• _WRITTEN EXERCISE_
Copy each line of the entries beneath that contains the word "from".

• _DATASET RECORDS_
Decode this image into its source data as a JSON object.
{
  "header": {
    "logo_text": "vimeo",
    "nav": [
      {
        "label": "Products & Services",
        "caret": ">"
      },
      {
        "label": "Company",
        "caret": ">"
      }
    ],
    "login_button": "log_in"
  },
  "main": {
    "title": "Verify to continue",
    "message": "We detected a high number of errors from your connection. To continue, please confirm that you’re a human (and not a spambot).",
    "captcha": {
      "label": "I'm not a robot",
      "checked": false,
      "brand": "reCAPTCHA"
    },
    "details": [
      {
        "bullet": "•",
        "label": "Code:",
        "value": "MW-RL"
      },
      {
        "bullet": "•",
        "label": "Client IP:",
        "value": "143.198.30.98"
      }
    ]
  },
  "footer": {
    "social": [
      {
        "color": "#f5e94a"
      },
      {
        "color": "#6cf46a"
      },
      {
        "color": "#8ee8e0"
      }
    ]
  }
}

==

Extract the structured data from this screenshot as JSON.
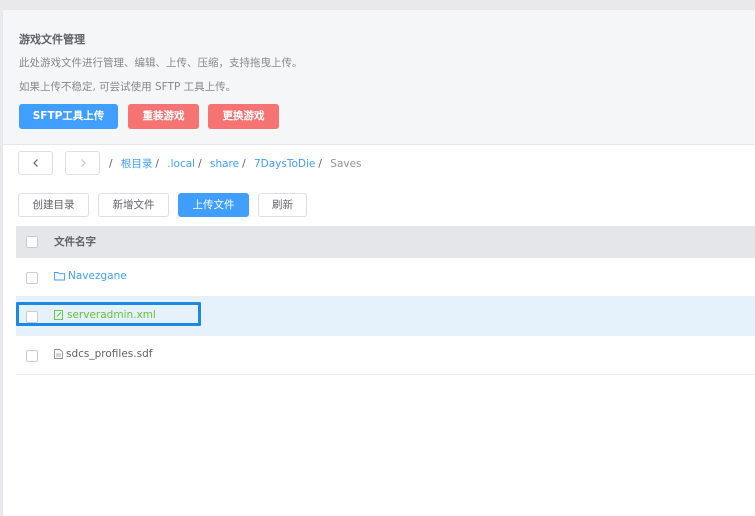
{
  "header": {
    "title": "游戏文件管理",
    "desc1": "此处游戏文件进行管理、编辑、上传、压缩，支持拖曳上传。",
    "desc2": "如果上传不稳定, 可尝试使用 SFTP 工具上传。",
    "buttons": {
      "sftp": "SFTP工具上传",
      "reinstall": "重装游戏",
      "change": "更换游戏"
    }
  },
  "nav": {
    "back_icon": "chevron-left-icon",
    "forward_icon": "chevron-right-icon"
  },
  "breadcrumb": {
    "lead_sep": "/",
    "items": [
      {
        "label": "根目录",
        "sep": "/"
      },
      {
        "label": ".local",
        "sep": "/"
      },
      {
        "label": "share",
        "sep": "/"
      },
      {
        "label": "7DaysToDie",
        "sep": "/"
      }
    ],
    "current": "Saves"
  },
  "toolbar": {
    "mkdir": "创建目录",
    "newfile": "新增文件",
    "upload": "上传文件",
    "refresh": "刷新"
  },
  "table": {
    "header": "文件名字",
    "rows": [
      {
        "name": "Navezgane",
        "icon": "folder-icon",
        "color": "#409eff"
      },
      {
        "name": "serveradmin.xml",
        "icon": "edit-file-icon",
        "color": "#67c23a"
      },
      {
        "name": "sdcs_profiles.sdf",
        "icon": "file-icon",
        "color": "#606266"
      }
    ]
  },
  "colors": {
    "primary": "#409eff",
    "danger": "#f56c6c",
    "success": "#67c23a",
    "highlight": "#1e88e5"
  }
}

• _ANSWER FOR THIS EXERCISE_
    "message": "We detected a high number of errors from your connection. To continue, please confirm that you’re a human (and not a spambot).",
Extract the structured data from this screenshot as JSON.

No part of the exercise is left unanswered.